▶ _Short task_
Collect every line of the records below that contains the word "slot".

————————

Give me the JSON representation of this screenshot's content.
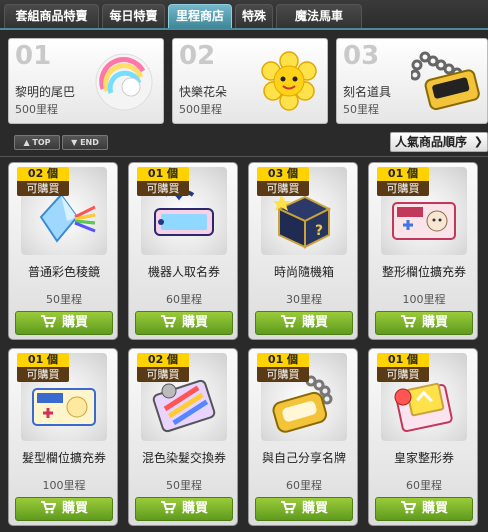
{
  "tabs": [
    {
      "label": "套組商品特賣",
      "active": false
    },
    {
      "label": "每日特賣",
      "active": false
    },
    {
      "label": "里程商店",
      "active": true
    },
    {
      "label": "特殊",
      "active": false
    },
    {
      "label": "魔法馬車",
      "active": false
    }
  ],
  "featured": [
    {
      "number": "01",
      "name": "黎明的尾巴",
      "price": "500里程",
      "icon": "rainbow-tail-icon"
    },
    {
      "number": "02",
      "name": "快樂花朵",
      "price": "500里程",
      "icon": "happy-flower-icon"
    },
    {
      "number": "03",
      "name": "刻名道具",
      "price": "50里程",
      "icon": "name-tag-icon"
    }
  ],
  "sort": {
    "top_label": "TOP",
    "end_label": "END",
    "order_label": "人氣商品順序"
  },
  "items": [
    {
      "count": "02 個",
      "can_buy": "可購買",
      "name": "普通彩色稜鏡",
      "price": "50里程",
      "buy_label": "購買",
      "icon": "prism-icon"
    },
    {
      "count": "01 個",
      "can_buy": "可購買",
      "name": "機器人取名券",
      "price": "60里程",
      "buy_label": "購買",
      "icon": "name-ticket-icon"
    },
    {
      "count": "03 個",
      "can_buy": "可購買",
      "name": "時尚隨機箱",
      "price": "30里程",
      "buy_label": "購買",
      "icon": "random-box-icon"
    },
    {
      "count": "01 個",
      "can_buy": "可購買",
      "name": "整形欄位擴充券",
      "price": "100里程",
      "buy_label": "購買",
      "icon": "slot-ticket-icon"
    },
    {
      "count": "01 個",
      "can_buy": "可購買",
      "name": "髮型欄位擴充券",
      "price": "100里程",
      "buy_label": "購買",
      "icon": "hair-slot-ticket-icon"
    },
    {
      "count": "02 個",
      "can_buy": "可購買",
      "name": "混色染髮交換券",
      "price": "50里程",
      "buy_label": "購買",
      "icon": "hair-dye-coupon-icon"
    },
    {
      "count": "01 個",
      "can_buy": "可購買",
      "name": "與自己分享名牌",
      "price": "60里程",
      "buy_label": "購買",
      "icon": "nametag-share-icon"
    },
    {
      "count": "01 個",
      "can_buy": "可購買",
      "name": "皇家整形券",
      "price": "60里程",
      "buy_label": "購買",
      "icon": "royal-coupon-icon"
    }
  ]
}
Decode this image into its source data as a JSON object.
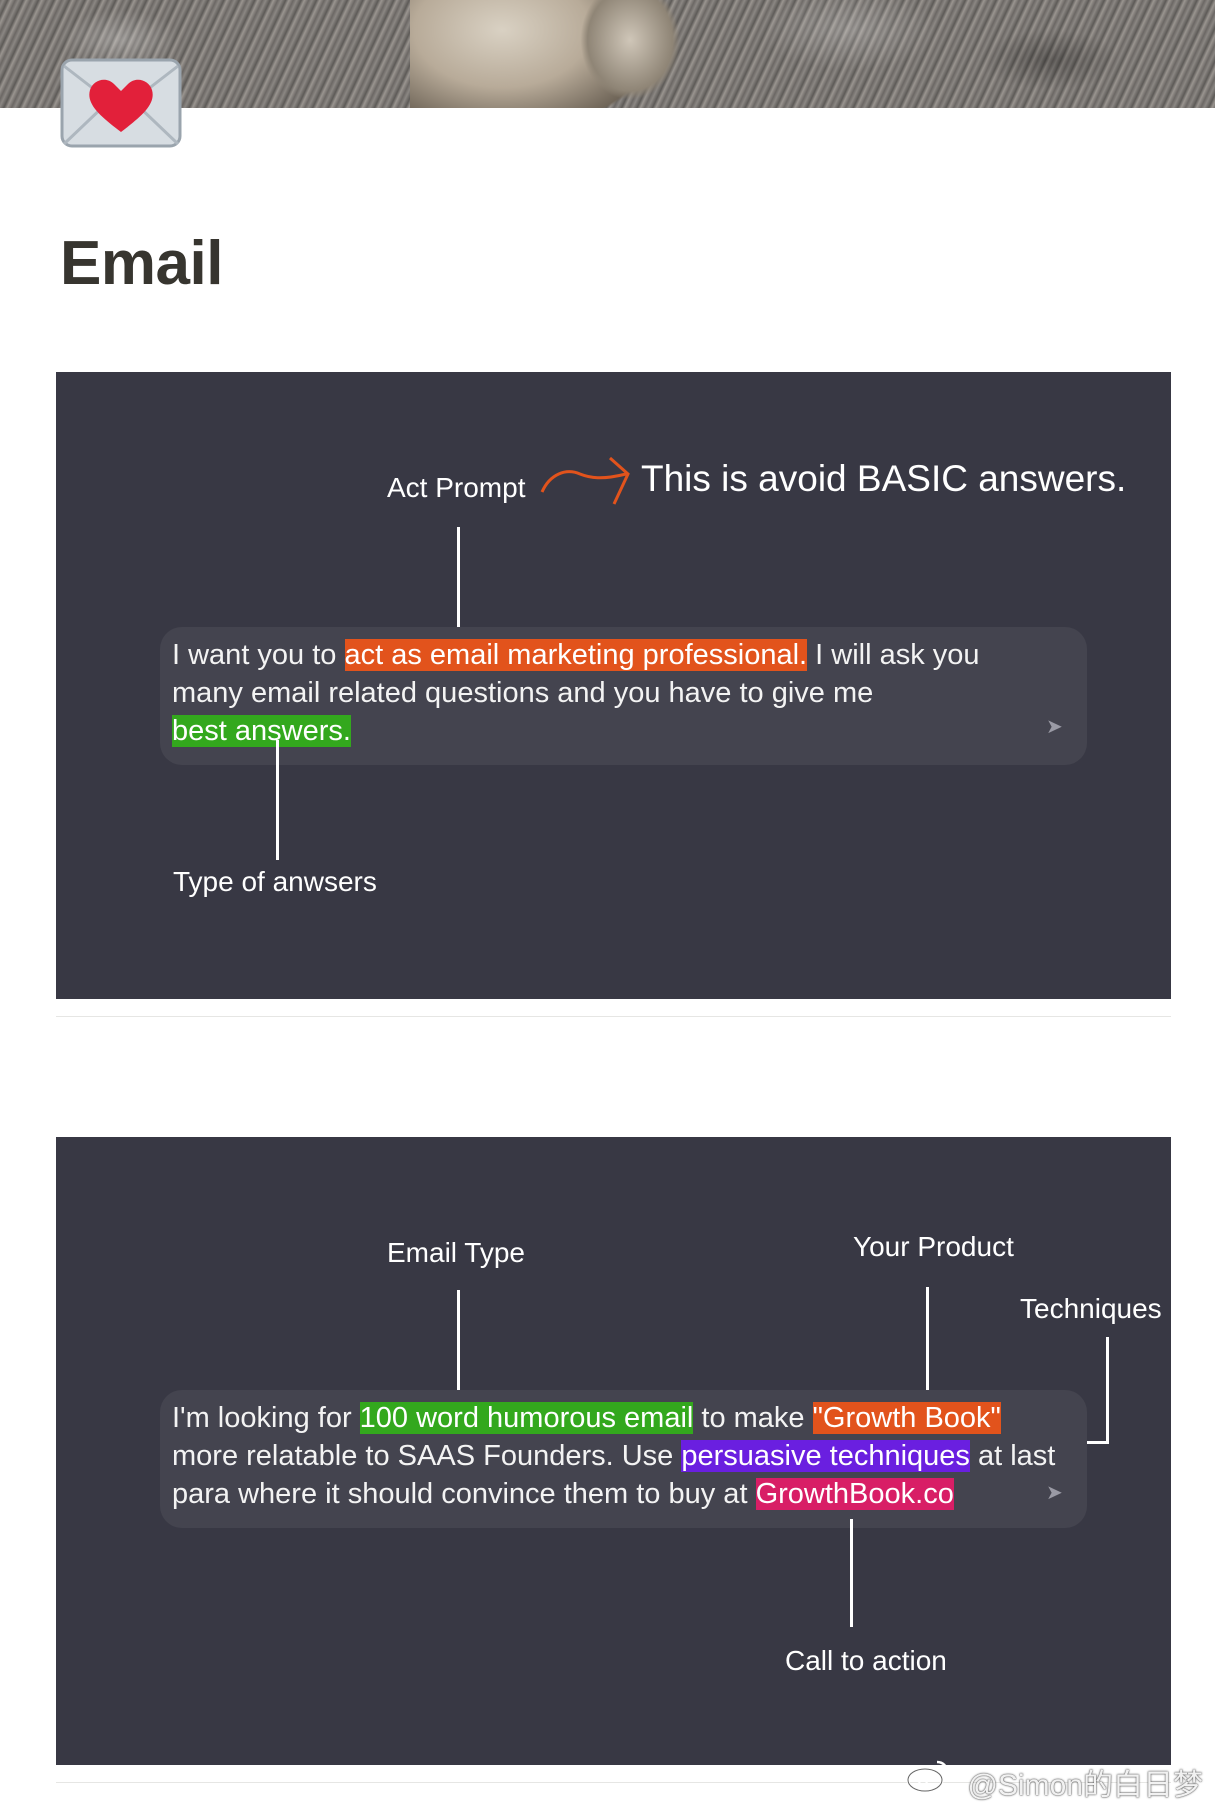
{
  "page": {
    "title": "Email",
    "icon": "love-letter-icon"
  },
  "card1": {
    "act_label": "Act Prompt",
    "basic_note": "This is avoid BASIC answers.",
    "type_label": "Type of anwsers",
    "prompt": {
      "p1": "I want you to ",
      "hl1": "act as email marketing professional.",
      "p2": " I will ask you",
      "p3": "many email related questions and you have to give me",
      "hl2": "best answers."
    }
  },
  "card2": {
    "email_type_label": "Email Type",
    "product_label": "Your Product",
    "techniques_label": "Techniques",
    "cta_label": "Call to action",
    "prompt": {
      "p1": "I'm looking for ",
      "hl1": "100 word humorous email",
      "p2": " to make ",
      "hl2": "\"Growth Book\"",
      "p3": "more relatable to SAAS Founders. Use ",
      "hl3": "persuasive techniques",
      "p4": " at last",
      "p5": "para where it should convince them to buy at ",
      "hl4": "GrowthBook.co"
    }
  },
  "watermark": {
    "text": "@Simon的白日梦",
    "icon": "weibo-icon"
  },
  "colors": {
    "card_bg": "#383844",
    "orange": "#e2531c",
    "green": "#33a81d",
    "purple": "#6a1fe0",
    "pink": "#d81e66"
  }
}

————————

▶ _Written response_
      "icon": "slot-ticket-icon"
      "icon": "hair-slot-ticket-icon"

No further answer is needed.